§ TASK GOAL
Return every line below as is, leaving out the pictures.

—————

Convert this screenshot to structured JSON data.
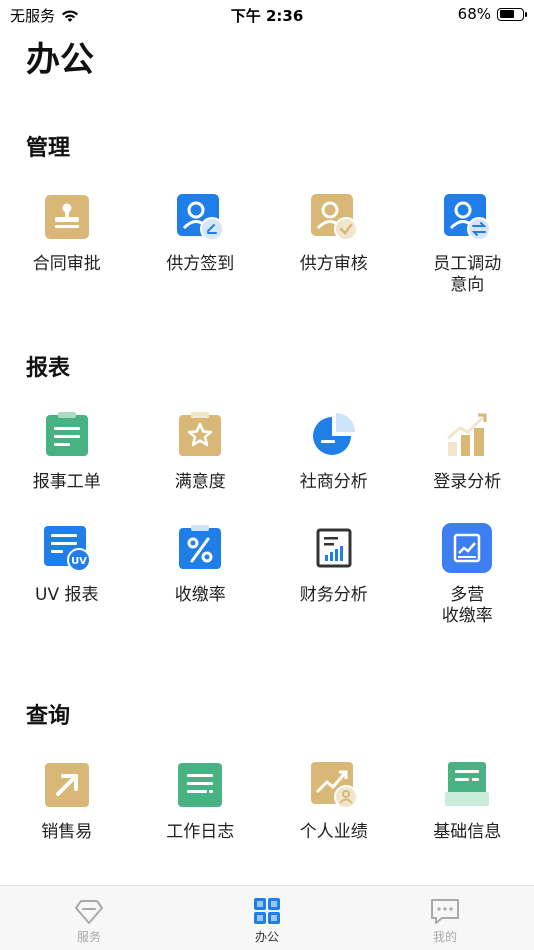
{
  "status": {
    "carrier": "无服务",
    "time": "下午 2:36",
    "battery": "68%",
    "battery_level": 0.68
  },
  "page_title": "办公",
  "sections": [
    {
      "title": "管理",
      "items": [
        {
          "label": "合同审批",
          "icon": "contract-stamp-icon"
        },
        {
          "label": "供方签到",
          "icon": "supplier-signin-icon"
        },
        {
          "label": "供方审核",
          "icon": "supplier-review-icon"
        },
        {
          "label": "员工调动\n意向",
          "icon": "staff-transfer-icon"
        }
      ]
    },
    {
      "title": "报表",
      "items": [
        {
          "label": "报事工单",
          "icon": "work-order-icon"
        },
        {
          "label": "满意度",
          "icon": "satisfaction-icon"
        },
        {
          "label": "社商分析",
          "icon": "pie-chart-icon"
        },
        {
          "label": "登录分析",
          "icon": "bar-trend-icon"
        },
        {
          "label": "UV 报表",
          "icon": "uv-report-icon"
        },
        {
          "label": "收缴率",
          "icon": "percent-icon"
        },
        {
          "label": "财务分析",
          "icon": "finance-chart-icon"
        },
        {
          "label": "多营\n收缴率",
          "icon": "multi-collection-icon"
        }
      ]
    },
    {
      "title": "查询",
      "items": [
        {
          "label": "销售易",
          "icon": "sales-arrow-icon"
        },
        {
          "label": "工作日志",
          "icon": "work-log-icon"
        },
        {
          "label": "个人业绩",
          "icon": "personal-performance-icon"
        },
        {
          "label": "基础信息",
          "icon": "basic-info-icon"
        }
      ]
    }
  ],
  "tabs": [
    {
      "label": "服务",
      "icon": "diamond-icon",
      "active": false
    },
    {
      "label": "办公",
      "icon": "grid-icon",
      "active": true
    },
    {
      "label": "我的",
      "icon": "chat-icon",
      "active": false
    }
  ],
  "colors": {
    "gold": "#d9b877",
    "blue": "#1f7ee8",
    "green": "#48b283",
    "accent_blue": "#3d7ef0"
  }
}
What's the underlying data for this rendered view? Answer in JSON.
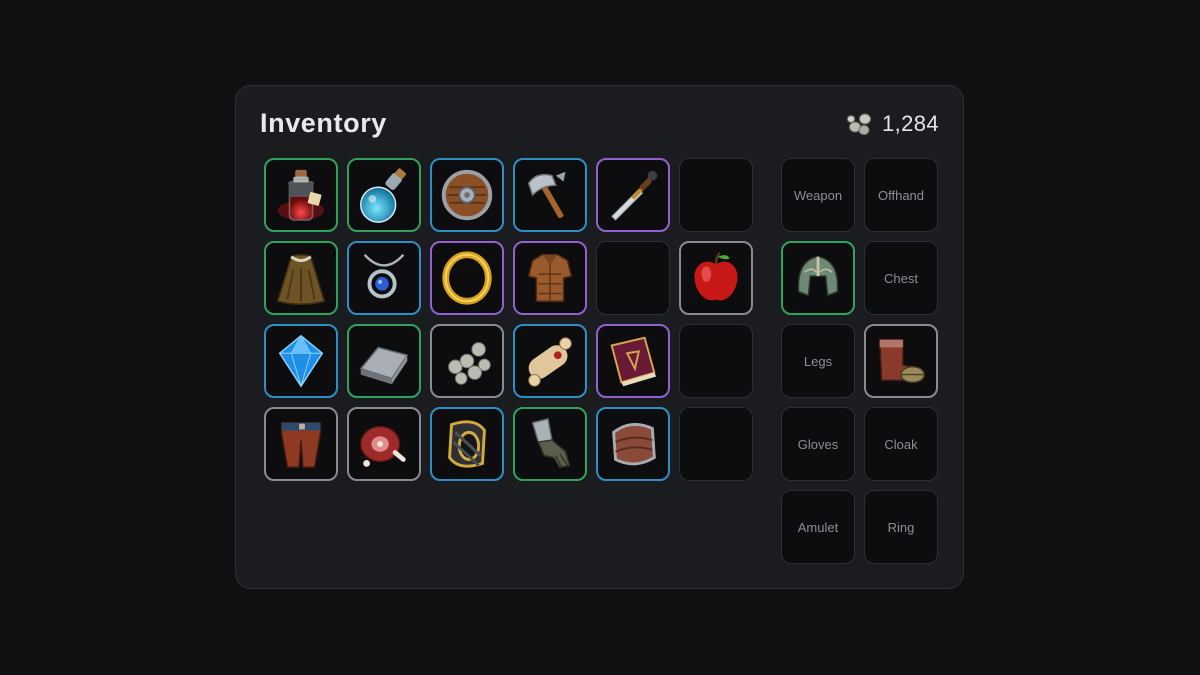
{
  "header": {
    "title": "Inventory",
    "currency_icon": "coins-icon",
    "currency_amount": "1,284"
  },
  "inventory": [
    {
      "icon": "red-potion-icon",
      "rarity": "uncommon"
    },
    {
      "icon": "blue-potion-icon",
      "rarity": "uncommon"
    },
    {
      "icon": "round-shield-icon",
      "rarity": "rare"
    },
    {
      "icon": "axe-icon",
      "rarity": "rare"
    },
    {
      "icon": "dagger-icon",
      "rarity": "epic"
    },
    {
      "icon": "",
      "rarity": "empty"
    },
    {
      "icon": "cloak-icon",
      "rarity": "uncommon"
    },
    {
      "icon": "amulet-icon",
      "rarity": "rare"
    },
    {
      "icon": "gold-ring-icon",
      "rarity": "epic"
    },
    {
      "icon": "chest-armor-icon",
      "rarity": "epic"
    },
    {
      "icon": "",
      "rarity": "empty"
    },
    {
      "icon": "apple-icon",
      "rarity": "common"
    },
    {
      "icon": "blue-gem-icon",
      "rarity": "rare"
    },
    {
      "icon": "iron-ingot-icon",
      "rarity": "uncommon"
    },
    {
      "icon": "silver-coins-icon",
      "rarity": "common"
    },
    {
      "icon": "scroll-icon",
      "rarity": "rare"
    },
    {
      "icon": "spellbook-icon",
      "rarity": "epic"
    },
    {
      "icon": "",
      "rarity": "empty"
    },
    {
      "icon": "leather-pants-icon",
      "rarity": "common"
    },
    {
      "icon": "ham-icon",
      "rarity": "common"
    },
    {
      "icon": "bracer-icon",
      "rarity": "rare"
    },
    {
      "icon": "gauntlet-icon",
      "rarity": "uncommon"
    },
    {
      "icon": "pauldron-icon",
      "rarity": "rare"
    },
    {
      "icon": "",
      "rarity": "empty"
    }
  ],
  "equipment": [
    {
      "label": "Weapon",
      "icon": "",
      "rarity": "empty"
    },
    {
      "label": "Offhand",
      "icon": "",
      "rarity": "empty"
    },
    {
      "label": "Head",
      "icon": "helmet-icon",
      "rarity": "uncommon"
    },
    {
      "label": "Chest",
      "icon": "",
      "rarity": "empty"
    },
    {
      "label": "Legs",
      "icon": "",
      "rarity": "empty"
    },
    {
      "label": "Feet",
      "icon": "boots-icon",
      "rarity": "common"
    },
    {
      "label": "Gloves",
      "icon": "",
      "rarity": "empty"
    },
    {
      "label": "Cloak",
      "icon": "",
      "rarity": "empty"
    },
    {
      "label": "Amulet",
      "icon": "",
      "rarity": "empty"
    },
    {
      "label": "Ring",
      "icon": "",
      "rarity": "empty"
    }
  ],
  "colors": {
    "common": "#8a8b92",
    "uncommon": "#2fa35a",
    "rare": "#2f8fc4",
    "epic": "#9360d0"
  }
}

—————

§ TASK RESPONSE
Convert this screenshot to structured JSON data.
{
  "status": {
    "carrier": "无服务",
    "time": "下午 2:36",
    "battery": "68%",
    "battery_level": 0.68
  },
  "page_title": "办公",
  "sections": [
    {
      "title": "管理",
      "items": [
        {
          "label": "合同审批",
          "icon": "contract-stamp-icon"
        },
        {
          "label": "供方签到",
          "icon": "supplier-signin-icon"
        },
        {
          "label": "供方审核",
          "icon": "supplier-review-icon"
        },
        {
          "label": "员工调动\n意向",
          "icon": "staff-transfer-icon"
        }
      ]
    },
    {
      "title": "报表",
      "items": [
        {
          "label": "报事工单",
          "icon": "work-order-icon"
        },
        {
          "label": "满意度",
          "icon": "satisfaction-icon"
        },
        {
          "label": "社商分析",
          "icon": "pie-chart-icon"
        },
        {
          "label": "登录分析",
          "icon": "bar-trend-icon"
        },
        {
          "label": "UV 报表",
          "icon": "uv-report-icon"
        },
        {
          "label": "收缴率",
          "icon": "percent-icon"
        },
        {
          "label": "财务分析",
          "icon": "finance-chart-icon"
        },
        {
          "label": "多营\n收缴率",
          "icon": "multi-collection-icon"
        }
      ]
    },
    {
      "title": "查询",
      "items": [
        {
          "label": "销售易",
          "icon": "sales-arrow-icon"
        },
        {
          "label": "工作日志",
          "icon": "work-log-icon"
        },
        {
          "label": "个人业绩",
          "icon": "personal-performance-icon"
        },
        {
          "label": "基础信息",
          "icon": "basic-info-icon"
        }
      ]
    }
  ],
  "tabs": [
    {
      "label": "服务",
      "icon": "diamond-icon",
      "active": false
    },
    {
      "label": "办公",
      "icon": "grid-icon",
      "active": true
    },
    {
      "label": "我的",
      "icon": "chat-icon",
      "active": false
    }
  ],
  "colors": {
    "gold": "#d9b877",
    "blue": "#1f7ee8",
    "green": "#48b283",
    "accent_blue": "#3d7ef0"
  }
}
What's the underlying data for this rendered view? Answer in JSON.
{
  "header": {
    "title": "Inventory",
    "currency_icon": "coins-icon",
    "currency_amount": "1,284"
  },
  "inventory": [
    {
      "icon": "red-potion-icon",
      "rarity": "uncommon"
    },
    {
      "icon": "blue-potion-icon",
      "rarity": "uncommon"
    },
    {
      "icon": "round-shield-icon",
      "rarity": "rare"
    },
    {
      "icon": "axe-icon",
      "rarity": "rare"
    },
    {
      "icon": "dagger-icon",
      "rarity": "epic"
    },
    {
      "icon": "",
      "rarity": "empty"
    },
    {
      "icon": "cloak-icon",
      "rarity": "uncommon"
    },
    {
      "icon": "amulet-icon",
      "rarity": "rare"
    },
    {
      "icon": "gold-ring-icon",
      "rarity": "epic"
    },
    {
      "icon": "chest-armor-icon",
      "rarity": "epic"
    },
    {
      "icon": "",
      "rarity": "empty"
    },
    {
      "icon": "apple-icon",
      "rarity": "common"
    },
    {
      "icon": "blue-gem-icon",
      "rarity": "rare"
    },
    {
      "icon": "iron-ingot-icon",
      "rarity": "uncommon"
    },
    {
      "icon": "silver-coins-icon",
      "rarity": "common"
    },
    {
      "icon": "scroll-icon",
      "rarity": "rare"
    },
    {
      "icon": "spellbook-icon",
      "rarity": "epic"
    },
    {
      "icon": "",
      "rarity": "empty"
    },
    {
      "icon": "leather-pants-icon",
      "rarity": "common"
    },
    {
      "icon": "ham-icon",
      "rarity": "common"
    },
    {
      "icon": "bracer-icon",
      "rarity": "rare"
    },
    {
      "icon": "gauntlet-icon",
      "rarity": "uncommon"
    },
    {
      "icon": "pauldron-icon",
      "rarity": "rare"
    },
    {
      "icon": "",
      "rarity": "empty"
    }
  ],
  "equipment": [
    {
      "label": "Weapon",
      "icon": "",
      "rarity": "empty"
    },
    {
      "label": "Offhand",
      "icon": "",
      "rarity": "empty"
    },
    {
      "label": "Head",
      "icon": "helmet-icon",
      "rarity": "uncommon"
    },
    {
      "label": "Chest",
      "icon": "",
      "rarity": "empty"
    },
    {
      "label": "Legs",
      "icon": "",
      "rarity": "empty"
    },
    {
      "label": "Feet",
      "icon": "boots-icon",
      "rarity": "common"
    },
    {
      "label": "Gloves",
      "icon": "",
      "rarity": "empty"
    },
    {
      "label": "Cloak",
      "icon": "",
      "rarity": "empty"
    },
    {
      "label": "Amulet",
      "icon": "",
      "rarity": "empty"
    },
    {
      "label": "Ring",
      "icon": "",
      "rarity": "empty"
    }
  ],
  "colors": {
    "common": "#8a8b92",
    "uncommon": "#2fa35a",
    "rare": "#2f8fc4",
    "epic": "#9360d0"
  }
}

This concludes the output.